▶ _Data lines_:

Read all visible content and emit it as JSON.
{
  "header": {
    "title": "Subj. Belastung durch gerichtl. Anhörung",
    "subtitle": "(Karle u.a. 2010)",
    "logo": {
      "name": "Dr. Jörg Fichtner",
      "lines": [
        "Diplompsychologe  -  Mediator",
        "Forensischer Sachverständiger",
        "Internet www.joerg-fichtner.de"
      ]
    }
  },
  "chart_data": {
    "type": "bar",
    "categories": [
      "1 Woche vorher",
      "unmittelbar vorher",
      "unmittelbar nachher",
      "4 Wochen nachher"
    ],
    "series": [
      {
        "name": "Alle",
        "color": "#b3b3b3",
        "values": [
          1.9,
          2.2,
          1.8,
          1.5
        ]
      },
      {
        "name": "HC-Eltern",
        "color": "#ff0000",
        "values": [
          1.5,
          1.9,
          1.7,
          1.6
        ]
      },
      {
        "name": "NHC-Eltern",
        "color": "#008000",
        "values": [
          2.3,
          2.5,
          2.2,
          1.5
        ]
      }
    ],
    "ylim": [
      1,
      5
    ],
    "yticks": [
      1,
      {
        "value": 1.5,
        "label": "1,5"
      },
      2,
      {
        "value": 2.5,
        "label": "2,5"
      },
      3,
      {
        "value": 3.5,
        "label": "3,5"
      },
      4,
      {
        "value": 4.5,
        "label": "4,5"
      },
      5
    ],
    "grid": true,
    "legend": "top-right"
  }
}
...
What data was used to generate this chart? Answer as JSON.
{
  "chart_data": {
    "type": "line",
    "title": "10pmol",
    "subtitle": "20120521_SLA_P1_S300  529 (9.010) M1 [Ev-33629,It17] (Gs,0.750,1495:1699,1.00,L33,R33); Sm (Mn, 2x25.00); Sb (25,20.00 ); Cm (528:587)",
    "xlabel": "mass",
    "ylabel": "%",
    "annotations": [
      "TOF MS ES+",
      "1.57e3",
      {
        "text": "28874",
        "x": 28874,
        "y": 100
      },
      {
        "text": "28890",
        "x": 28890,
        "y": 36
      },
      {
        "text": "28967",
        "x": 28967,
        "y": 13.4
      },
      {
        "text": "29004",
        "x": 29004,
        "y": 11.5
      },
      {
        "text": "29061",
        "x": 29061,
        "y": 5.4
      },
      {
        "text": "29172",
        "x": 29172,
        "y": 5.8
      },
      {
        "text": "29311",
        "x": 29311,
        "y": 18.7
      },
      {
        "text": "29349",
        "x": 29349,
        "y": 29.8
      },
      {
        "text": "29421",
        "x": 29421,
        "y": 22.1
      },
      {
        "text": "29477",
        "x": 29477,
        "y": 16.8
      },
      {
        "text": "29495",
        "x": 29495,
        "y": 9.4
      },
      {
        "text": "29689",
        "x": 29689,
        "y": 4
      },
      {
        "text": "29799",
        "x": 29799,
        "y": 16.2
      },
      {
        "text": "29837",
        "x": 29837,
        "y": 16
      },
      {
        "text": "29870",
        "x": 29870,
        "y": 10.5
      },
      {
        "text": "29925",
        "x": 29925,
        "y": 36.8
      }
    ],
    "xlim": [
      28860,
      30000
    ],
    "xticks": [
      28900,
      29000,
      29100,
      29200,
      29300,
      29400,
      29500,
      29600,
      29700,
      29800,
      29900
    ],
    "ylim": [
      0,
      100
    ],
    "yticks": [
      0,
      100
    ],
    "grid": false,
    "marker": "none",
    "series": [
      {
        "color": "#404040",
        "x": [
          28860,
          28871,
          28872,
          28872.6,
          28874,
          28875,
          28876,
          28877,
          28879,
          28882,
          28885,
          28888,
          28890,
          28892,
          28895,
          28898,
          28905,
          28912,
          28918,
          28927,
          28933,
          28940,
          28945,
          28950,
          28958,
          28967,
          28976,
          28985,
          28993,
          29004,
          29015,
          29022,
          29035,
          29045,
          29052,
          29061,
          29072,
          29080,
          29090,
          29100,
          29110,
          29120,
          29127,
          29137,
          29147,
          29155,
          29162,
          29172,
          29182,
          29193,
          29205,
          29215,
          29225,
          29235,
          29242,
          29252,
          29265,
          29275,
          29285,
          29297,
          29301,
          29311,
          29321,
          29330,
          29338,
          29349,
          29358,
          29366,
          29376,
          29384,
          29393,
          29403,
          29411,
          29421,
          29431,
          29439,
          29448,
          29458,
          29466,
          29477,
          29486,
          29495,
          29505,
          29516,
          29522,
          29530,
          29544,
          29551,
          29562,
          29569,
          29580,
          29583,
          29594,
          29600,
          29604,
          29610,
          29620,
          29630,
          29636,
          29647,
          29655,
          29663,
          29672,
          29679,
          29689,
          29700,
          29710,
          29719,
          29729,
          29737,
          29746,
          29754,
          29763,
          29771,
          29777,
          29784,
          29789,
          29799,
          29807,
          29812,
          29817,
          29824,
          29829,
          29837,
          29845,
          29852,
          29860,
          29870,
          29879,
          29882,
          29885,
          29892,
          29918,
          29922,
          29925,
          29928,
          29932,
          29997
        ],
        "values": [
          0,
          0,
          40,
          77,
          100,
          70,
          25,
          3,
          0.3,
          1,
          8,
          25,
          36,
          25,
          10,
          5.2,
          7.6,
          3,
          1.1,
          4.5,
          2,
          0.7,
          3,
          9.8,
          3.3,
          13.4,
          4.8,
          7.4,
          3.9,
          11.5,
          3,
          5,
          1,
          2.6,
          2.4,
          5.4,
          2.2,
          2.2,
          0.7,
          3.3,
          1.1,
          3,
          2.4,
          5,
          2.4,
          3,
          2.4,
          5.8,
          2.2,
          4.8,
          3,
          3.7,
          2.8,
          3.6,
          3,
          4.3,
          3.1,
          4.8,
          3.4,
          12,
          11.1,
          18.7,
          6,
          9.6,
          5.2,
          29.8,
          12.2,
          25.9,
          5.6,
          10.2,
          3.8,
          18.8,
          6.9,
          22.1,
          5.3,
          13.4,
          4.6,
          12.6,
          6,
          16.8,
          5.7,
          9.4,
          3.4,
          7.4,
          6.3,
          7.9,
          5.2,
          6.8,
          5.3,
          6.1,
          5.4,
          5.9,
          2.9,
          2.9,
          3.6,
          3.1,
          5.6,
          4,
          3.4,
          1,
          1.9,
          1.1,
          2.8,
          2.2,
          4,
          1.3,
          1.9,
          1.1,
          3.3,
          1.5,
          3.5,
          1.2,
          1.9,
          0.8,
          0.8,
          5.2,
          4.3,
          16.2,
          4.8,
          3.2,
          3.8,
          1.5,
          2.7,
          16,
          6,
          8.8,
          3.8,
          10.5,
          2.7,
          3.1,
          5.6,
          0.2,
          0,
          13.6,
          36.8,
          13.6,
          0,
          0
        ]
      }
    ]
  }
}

▶ _Given task_: From the data above, gather every line that includes the word "name".

▶ _The completed task_:
      "name": "Dr. Jörg Fichtner",
        "name": "Alle",
        "name": "HC-Eltern",
        "name": "NHC-Eltern",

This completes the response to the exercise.